EXERCISE BRIEF | Copy the entries exactly, from the first line through the line that contains "cups-cell — [375, 1240, 568, 1312]", including both.

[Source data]
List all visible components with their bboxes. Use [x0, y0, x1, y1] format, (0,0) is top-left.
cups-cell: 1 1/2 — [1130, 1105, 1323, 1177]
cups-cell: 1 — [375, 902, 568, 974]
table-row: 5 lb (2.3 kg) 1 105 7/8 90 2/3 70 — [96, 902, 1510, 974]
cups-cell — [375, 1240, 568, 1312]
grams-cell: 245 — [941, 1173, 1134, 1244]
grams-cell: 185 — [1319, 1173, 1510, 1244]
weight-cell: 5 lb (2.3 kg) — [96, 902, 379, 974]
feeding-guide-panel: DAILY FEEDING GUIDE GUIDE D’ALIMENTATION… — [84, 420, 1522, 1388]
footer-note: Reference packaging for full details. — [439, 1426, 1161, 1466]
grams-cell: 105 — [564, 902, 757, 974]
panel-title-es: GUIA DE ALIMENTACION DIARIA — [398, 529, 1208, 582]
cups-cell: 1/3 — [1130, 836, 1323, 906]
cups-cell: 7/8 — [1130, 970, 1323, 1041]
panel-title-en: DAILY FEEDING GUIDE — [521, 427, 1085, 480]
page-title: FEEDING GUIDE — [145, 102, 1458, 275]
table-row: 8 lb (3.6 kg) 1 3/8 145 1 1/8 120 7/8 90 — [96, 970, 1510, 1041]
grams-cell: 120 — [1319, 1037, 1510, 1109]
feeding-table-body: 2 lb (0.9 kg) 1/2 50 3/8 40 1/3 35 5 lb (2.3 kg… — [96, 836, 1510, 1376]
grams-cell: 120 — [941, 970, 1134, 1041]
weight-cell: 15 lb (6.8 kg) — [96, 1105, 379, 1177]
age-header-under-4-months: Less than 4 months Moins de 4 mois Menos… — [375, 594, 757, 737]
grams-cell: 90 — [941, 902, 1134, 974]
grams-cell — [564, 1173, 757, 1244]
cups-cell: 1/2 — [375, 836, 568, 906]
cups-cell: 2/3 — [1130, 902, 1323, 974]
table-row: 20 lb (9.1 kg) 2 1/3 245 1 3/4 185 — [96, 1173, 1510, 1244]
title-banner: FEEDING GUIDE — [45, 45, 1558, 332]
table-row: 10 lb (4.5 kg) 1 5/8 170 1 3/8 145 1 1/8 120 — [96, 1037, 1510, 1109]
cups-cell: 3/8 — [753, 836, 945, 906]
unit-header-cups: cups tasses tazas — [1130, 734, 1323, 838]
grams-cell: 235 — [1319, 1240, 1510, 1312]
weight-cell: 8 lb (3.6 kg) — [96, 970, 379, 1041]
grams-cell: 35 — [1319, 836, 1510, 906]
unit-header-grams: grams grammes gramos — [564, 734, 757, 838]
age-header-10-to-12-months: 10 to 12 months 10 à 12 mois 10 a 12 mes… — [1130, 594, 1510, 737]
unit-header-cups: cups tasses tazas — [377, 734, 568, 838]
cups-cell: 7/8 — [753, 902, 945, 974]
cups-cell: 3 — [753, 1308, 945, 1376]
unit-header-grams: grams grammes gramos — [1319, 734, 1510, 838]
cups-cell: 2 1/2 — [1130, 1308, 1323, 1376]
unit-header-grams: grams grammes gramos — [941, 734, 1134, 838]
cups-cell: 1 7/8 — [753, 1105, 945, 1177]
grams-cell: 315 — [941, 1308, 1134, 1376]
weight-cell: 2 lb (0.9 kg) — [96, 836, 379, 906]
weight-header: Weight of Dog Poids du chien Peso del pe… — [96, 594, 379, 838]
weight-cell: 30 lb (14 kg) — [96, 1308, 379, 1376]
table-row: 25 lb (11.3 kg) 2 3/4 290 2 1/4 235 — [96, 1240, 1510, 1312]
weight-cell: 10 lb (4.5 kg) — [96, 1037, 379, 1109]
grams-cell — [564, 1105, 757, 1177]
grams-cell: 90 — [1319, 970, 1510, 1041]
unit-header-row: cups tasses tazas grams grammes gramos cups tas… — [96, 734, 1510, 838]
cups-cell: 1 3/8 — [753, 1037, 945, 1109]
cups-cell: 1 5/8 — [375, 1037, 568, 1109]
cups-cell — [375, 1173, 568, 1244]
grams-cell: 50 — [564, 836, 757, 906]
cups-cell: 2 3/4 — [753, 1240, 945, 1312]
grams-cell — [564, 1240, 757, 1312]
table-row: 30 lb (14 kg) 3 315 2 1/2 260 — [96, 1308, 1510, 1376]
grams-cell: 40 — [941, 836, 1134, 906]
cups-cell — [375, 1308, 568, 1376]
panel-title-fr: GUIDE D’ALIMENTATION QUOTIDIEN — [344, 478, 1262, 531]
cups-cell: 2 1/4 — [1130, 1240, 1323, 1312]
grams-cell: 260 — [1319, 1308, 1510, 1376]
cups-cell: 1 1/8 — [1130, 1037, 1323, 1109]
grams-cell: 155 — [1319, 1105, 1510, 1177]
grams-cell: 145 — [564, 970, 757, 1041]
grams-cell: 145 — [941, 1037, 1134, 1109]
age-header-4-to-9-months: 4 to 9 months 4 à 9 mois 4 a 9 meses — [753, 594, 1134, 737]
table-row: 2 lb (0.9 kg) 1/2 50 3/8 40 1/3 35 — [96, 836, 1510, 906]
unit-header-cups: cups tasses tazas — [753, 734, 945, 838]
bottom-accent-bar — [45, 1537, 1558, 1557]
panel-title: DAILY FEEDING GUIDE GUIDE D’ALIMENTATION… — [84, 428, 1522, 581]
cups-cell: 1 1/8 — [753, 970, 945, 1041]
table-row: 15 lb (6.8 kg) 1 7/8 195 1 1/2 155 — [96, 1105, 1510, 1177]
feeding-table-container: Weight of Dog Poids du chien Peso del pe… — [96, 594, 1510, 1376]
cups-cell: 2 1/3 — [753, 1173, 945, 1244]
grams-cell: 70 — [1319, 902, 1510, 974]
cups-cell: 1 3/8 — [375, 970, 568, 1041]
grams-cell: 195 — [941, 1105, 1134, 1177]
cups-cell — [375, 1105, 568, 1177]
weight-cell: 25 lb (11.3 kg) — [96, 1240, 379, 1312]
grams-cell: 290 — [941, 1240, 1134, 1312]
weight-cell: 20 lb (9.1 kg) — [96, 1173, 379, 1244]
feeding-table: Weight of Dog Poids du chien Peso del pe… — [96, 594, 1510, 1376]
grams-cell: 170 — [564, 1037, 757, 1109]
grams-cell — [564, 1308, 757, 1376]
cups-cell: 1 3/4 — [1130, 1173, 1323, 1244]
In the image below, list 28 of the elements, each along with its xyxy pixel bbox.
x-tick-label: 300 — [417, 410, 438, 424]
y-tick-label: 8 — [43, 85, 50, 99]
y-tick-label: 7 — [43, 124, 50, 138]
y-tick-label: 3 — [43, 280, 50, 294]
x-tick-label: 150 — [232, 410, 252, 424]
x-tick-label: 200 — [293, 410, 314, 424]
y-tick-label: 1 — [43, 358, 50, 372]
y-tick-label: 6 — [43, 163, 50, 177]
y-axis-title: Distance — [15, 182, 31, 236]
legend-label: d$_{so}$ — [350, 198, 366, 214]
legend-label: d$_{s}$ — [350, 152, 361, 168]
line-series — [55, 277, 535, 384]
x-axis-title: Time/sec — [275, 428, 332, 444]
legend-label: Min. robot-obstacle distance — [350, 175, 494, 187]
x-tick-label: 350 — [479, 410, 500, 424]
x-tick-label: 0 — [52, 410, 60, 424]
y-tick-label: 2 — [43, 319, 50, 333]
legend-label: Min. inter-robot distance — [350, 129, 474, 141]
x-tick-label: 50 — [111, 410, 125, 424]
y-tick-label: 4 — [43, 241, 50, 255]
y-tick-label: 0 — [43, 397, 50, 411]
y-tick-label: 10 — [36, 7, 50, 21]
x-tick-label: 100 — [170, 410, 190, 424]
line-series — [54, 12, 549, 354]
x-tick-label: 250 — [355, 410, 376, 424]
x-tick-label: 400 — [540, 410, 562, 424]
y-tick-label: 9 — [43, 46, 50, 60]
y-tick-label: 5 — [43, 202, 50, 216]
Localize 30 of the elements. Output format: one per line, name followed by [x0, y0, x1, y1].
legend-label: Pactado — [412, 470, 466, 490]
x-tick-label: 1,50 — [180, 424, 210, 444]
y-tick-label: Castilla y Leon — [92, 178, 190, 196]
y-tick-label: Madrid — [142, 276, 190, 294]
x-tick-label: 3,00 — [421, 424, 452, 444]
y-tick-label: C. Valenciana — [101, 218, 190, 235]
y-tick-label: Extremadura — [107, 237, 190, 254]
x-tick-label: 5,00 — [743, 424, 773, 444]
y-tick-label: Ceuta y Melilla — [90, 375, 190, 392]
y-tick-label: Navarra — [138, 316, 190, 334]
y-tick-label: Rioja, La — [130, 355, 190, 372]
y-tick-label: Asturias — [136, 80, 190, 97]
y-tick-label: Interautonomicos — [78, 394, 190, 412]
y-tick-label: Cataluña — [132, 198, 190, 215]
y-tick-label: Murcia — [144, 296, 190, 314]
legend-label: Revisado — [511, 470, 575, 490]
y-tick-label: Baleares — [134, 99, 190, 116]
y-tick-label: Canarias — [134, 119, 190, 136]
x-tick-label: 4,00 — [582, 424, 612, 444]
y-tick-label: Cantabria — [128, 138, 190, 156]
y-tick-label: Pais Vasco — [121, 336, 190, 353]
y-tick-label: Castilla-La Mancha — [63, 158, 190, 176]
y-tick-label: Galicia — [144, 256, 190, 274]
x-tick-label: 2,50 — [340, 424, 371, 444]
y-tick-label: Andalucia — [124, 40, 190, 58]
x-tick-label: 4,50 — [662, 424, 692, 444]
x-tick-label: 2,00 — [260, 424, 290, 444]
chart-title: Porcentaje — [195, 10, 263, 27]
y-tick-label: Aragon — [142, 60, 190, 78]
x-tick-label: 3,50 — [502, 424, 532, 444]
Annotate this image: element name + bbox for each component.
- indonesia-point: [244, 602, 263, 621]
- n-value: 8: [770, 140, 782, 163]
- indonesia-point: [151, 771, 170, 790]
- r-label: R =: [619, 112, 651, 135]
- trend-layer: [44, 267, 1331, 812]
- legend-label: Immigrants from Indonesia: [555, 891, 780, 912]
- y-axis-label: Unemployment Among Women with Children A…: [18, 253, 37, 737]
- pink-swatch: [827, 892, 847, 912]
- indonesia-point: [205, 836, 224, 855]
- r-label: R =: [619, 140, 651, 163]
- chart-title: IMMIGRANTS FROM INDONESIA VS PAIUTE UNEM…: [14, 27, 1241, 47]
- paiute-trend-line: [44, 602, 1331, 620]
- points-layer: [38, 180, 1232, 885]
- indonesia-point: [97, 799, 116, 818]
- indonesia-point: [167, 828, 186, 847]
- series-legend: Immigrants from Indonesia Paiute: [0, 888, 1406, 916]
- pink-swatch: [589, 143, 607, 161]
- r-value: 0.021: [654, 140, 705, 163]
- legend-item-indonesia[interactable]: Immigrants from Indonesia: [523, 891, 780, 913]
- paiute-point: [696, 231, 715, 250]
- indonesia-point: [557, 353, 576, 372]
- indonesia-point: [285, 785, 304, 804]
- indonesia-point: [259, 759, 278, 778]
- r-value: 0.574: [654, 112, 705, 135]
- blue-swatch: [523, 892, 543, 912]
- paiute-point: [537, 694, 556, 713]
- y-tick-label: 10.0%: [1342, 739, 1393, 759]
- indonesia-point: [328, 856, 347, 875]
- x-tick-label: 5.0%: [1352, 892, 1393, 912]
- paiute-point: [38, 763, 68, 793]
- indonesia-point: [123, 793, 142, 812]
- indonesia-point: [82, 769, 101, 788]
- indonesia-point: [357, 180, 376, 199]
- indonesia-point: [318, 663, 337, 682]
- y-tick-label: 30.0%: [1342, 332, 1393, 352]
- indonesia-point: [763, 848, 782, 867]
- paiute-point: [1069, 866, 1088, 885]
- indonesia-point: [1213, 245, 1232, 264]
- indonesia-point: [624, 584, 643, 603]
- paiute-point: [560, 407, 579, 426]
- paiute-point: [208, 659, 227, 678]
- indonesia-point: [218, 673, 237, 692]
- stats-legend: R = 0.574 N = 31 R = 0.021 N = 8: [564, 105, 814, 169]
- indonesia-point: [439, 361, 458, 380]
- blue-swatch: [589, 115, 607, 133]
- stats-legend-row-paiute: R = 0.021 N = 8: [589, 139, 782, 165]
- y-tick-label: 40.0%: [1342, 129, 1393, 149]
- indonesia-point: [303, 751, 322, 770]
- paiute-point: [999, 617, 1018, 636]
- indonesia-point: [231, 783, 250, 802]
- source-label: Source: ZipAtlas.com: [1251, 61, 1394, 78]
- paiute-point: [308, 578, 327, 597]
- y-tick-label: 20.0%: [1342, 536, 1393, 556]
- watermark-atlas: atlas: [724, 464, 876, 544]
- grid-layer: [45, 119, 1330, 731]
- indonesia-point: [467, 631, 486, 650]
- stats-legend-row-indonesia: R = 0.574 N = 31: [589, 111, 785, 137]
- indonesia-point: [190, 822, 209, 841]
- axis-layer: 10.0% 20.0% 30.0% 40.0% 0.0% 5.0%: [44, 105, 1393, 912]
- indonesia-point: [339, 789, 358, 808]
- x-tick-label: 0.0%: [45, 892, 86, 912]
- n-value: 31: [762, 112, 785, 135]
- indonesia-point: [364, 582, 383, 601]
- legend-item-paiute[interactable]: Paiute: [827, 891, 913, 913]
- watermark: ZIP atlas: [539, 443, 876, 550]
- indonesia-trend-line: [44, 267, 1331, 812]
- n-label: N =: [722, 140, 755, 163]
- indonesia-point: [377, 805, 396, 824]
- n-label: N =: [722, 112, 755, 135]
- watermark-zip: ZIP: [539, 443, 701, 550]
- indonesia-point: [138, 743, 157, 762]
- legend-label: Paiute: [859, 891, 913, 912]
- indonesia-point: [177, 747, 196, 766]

COMPLETE ANSWER |
List all visible components with their bboxes. Use [x0, y0, x1, y1] format, (0,0) is top-left.
cups-cell: 1 1/2 — [1130, 1105, 1323, 1177]
cups-cell: 1 — [375, 902, 568, 974]
table-row: 5 lb (2.3 kg) 1 105 7/8 90 2/3 70 — [96, 902, 1510, 974]
cups-cell — [375, 1240, 568, 1312]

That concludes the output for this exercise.